LISTED ENTRIES:
━━━━━━━━━━━━━━━━━━━━━━━━━━━━━━
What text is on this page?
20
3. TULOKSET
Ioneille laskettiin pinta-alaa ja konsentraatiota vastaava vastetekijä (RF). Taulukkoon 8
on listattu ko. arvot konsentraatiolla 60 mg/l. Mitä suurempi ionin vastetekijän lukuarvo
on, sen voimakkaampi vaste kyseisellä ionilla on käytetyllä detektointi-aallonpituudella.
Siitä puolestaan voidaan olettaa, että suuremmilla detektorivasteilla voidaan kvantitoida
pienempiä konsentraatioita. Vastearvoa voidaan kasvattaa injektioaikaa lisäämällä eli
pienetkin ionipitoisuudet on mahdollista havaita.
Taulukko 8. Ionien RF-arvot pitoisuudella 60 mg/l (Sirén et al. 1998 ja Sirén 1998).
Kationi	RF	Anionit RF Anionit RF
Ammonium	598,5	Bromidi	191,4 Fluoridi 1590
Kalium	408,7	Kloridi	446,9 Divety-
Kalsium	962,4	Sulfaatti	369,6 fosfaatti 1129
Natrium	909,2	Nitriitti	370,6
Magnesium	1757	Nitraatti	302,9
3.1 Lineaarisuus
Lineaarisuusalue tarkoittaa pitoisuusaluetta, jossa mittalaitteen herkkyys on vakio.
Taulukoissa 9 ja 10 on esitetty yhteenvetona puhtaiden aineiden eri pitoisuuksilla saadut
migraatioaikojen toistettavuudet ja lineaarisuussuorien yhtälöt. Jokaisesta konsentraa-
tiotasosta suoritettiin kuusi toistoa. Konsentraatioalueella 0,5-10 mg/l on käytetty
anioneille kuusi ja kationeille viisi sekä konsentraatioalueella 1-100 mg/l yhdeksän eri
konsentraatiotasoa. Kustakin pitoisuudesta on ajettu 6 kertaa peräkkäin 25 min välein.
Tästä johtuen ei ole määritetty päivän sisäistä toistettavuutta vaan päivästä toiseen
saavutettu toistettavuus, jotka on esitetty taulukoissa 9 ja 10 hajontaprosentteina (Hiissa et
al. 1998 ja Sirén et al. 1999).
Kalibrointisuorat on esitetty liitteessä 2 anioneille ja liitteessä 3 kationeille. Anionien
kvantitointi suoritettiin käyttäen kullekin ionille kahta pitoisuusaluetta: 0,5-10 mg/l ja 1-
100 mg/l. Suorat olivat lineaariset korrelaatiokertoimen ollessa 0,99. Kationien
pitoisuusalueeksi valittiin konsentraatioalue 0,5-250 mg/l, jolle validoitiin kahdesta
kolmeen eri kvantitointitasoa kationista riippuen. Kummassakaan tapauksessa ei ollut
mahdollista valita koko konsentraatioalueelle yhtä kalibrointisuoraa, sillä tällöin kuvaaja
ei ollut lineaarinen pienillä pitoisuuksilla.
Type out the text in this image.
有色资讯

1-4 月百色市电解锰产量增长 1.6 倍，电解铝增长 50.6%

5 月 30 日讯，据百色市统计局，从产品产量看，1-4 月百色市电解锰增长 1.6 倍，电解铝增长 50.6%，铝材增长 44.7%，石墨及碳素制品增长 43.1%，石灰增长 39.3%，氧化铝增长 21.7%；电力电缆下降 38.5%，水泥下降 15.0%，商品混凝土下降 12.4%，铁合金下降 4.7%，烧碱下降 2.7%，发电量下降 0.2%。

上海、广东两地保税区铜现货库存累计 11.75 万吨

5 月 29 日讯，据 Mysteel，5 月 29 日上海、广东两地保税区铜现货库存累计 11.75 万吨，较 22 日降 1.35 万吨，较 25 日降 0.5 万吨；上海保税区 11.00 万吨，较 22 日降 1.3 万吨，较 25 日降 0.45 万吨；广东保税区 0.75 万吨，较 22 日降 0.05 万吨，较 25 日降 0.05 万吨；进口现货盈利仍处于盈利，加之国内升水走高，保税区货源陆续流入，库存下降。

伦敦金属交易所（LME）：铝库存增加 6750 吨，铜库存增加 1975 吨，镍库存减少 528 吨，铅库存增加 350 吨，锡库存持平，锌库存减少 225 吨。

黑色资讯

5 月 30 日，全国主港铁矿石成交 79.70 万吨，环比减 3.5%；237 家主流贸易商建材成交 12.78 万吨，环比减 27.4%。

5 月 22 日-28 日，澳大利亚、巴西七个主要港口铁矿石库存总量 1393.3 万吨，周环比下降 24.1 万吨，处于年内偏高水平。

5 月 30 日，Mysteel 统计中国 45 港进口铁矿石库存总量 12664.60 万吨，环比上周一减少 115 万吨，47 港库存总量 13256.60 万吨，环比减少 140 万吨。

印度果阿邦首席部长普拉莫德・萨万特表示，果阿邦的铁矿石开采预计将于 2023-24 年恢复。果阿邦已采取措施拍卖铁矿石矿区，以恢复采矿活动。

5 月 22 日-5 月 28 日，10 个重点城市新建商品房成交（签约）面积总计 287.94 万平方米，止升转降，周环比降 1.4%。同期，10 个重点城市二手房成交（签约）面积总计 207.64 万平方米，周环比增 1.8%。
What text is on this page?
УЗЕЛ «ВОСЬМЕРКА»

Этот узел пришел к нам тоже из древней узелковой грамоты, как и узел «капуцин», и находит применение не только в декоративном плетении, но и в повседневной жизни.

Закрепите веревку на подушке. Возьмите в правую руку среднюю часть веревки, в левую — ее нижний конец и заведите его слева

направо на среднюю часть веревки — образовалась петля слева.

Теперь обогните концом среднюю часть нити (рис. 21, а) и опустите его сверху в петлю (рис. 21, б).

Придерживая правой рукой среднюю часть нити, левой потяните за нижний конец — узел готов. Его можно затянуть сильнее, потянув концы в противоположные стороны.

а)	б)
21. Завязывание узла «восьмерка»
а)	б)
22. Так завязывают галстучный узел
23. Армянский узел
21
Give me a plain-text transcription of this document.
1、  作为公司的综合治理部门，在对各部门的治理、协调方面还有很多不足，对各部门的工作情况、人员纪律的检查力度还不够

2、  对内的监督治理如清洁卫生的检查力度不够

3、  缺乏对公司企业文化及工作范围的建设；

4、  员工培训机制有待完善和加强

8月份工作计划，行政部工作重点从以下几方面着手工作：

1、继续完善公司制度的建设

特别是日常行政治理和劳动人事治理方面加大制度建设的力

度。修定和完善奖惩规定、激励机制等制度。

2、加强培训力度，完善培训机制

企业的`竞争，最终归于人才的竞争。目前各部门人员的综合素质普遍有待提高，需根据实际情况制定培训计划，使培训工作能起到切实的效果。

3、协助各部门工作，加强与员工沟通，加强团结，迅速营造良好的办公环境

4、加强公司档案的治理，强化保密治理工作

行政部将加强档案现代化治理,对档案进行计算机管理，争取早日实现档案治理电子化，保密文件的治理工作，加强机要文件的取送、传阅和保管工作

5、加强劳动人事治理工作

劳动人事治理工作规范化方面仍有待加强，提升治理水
━━━━━━━━━━━━━━━━━━━━━━━━━━━━━━
REQUIRED WORK:
Write the data back out verbatim.

EXERCISE ANSWER:
What text is on this page?
20
3. TULOKSET
Ioneille laskettiin pinta-alaa ja konsentraatiota vastaava vastetekijä (RF). Taulukkoon 8
on listattu ko. arvot konsentraatiolla 60 mg/l. Mitä suurempi ionin vastetekijän lukuarvo
on, sen voimakkaampi vaste kyseisellä ionilla on käytetyllä detektointi-aallonpituudella.
Siitä puolestaan voidaan olettaa, että suuremmilla detektorivasteilla voidaan kvantitoida
pienempiä konsentraatioita. Vastearvoa voidaan kasvattaa injektioaikaa lisäämällä eli
pienetkin ionipitoisuudet on mahdollista havaita.
Taulukko 8. Ionien RF-arvot pitoisuudella 60 mg/l (Sirén et al. 1998 ja Sirén 1998).
Kationi	RF	Anionit RF Anionit RF
Ammonium	598,5	Bromidi	191,4 Fluoridi 1590
Kalium	408,7	Kloridi	446,9 Divety-
Kalsium	962,4	Sulfaatti	369,6 fosfaatti 1129
Natrium	909,2	Nitriitti	370,6
Magnesium	1757	Nitraatti	302,9
3.1 Lineaarisuus
Lineaarisuusalue tarkoittaa pitoisuusaluetta, jossa mittalaitteen herkkyys on vakio.
Taulukoissa 9 ja 10 on esitetty yhteenvetona puhtaiden aineiden eri pitoisuuksilla saadut
migraatioaikojen toistettavuudet ja lineaarisuussuorien yhtälöt. Jokaisesta konsentraa-
tiotasosta suoritettiin kuusi toistoa. Konsentraatioalueella 0,5-10 mg/l on käytetty
anioneille kuusi ja kationeille viisi sekä konsentraatioalueella 1-100 mg/l yhdeksän eri
konsentraatiotasoa. Kustakin pitoisuudesta on ajettu 6 kertaa peräkkäin 25 min välein.
Tästä johtuen ei ole määritetty päivän sisäistä toistettavuutta vaan päivästä toiseen
saavutettu toistettavuus, jotka on esitetty taulukoissa 9 ja 10 hajontaprosentteina (Hiissa et
al. 1998 ja Sirén et al. 1999).
Kalibrointisuorat on esitetty liitteessä 2 anioneille ja liitteessä 3 kationeille. Anionien
kvantitointi suoritettiin käyttäen kullekin ionille kahta pitoisuusaluetta: 0,5-10 mg/l ja 1-
100 mg/l. Suorat olivat lineaariset korrelaatiokertoimen ollessa 0,99. Kationien
pitoisuusalueeksi valittiin konsentraatioalue 0,5-250 mg/l, jolle validoitiin kahdesta
kolmeen eri kvantitointitasoa kationista riippuen. Kummassakaan tapauksessa ei ollut
mahdollista valita koko konsentraatioalueelle yhtä kalibrointisuoraa, sillä tällöin kuvaaja
ei ollut lineaarinen pienillä pitoisuuksilla.
Type out the text in this image.
有色资讯

1-4 月百色市电解锰产量增长 1.6 倍，电解铝增长 50.6%

5 月 30 日讯，据百色市统计局，从产品产量看，1-4 月百色市电解锰增长 1.6 倍，电解铝增长 50.6%，铝材增长 44.7%，石墨及碳素制品增长 43.1%，石灰增长 39.3%，氧化铝增长 21.7%；电力电缆下降 38.5%，水泥下降 15.0%，商品混凝土下降 12.4%，铁合金下降 4.7%，烧碱下降 2.7%，发电量下降 0.2%。

上海、广东两地保税区铜现货库存累计 11.75 万吨

5 月 29 日讯，据 Mysteel，5 月 29 日上海、广东两地保税区铜现货库存累计 11.75 万吨，较 22 日降 1.35 万吨，较 25 日降 0.5 万吨；上海保税区 11.00 万吨，较 22 日降 1.3 万吨，较 25 日降 0.45 万吨；广东保税区 0.75 万吨，较 22 日降 0.05 万吨，较 25 日降 0.05 万吨；进口现货盈利仍处于盈利，加之国内升水走高，保税区货源陆续流入，库存下降。

伦敦金属交易所（LME）：铝库存增加 6750 吨，铜库存增加 1975 吨，镍库存减少 528 吨，铅库存增加 350 吨，锡库存持平，锌库存减少 225 吨。

黑色资讯

5 月 30 日，全国主港铁矿石成交 79.70 万吨，环比减 3.5%；237 家主流贸易商建材成交 12.78 万吨，环比减 27.4%。

5 月 22 日-28 日，澳大利亚、巴西七个主要港口铁矿石库存总量 1393.3 万吨，周环比下降 24.1 万吨，处于年内偏高水平。

5 月 30 日，Mysteel 统计中国 45 港进口铁矿石库存总量 12664.60 万吨，环比上周一减少 115 万吨，47 港库存总量 13256.60 万吨，环比减少 140 万吨。

印度果阿邦首席部长普拉莫德・萨万特表示，果阿邦的铁矿石开采预计将于 2023-24 年恢复。果阿邦已采取措施拍卖铁矿石矿区，以恢复采矿活动。

5 月 22 日-5 月 28 日，10 个重点城市新建商品房成交（签约）面积总计 287.94 万平方米，止升转降，周环比降 1.4%。同期，10 个重点城市二手房成交（签约）面积总计 207.64 万平方米，周环比增 1.8%。
What text is on this page?
УЗЕЛ «ВОСЬМЕРКА»

Этот узел пришел к нам тоже из древней узелковой грамоты, как и узел «капуцин», и находит применение не только в декоративном плетении, но и в повседневной жизни.

Закрепите веревку на подушке. Возьмите в правую руку среднюю часть веревки, в левую — ее нижний конец и заведите его слева

направо на среднюю часть веревки — образовалась петля слева.

Теперь обогните концом среднюю часть нити (рис. 21, а) и опустите его сверху в петлю (рис. 21, б).

Придерживая правой рукой среднюю часть нити, левой потяните за нижний конец — узел готов. Его можно затянуть сильнее, потянув концы в противоположные стороны.

а)	б)
21. Завязывание узла «восьмерка»
а)	б)
22. Так завязывают галстучный узел
23. Армянский узел
21
Give me a plain-text transcription of this document.
1、  作为公司的综合治理部门，在对各部门的治理、协调方面还有很多不足，对各部门的工作情况、人员纪律的检查力度还不够

2、  对内的监督治理如清洁卫生的检查力度不够

3、  缺乏对公司企业文化及工作范围的建设；

4、  员工培训机制有待完善和加强

8月份工作计划，行政部工作重点从以下几方面着手工作：

1、继续完善公司制度的建设

特别是日常行政治理和劳动人事治理方面加大制度建设的力

度。修定和完善奖惩规定、激励机制等制度。

2、加强培训力度，完善培训机制

企业的`竞争，最终归于人才的竞争。目前各部门人员的综合素质普遍有待提高，需根据实际情况制定培训计划，使培训工作能起到切实的效果。

3、协助各部门工作，加强与员工沟通，加强团结，迅速营造良好的办公环境

4、加强公司档案的治理，强化保密治理工作

行政部将加强档案现代化治理,对档案进行计算机管理，争取早日实现档案治理电子化，保密文件的治理工作，加强机要文件的取送、传阅和保管工作

5、加强劳动人事治理工作

劳动人事治理工作规范化方面仍有待加强，提升治理水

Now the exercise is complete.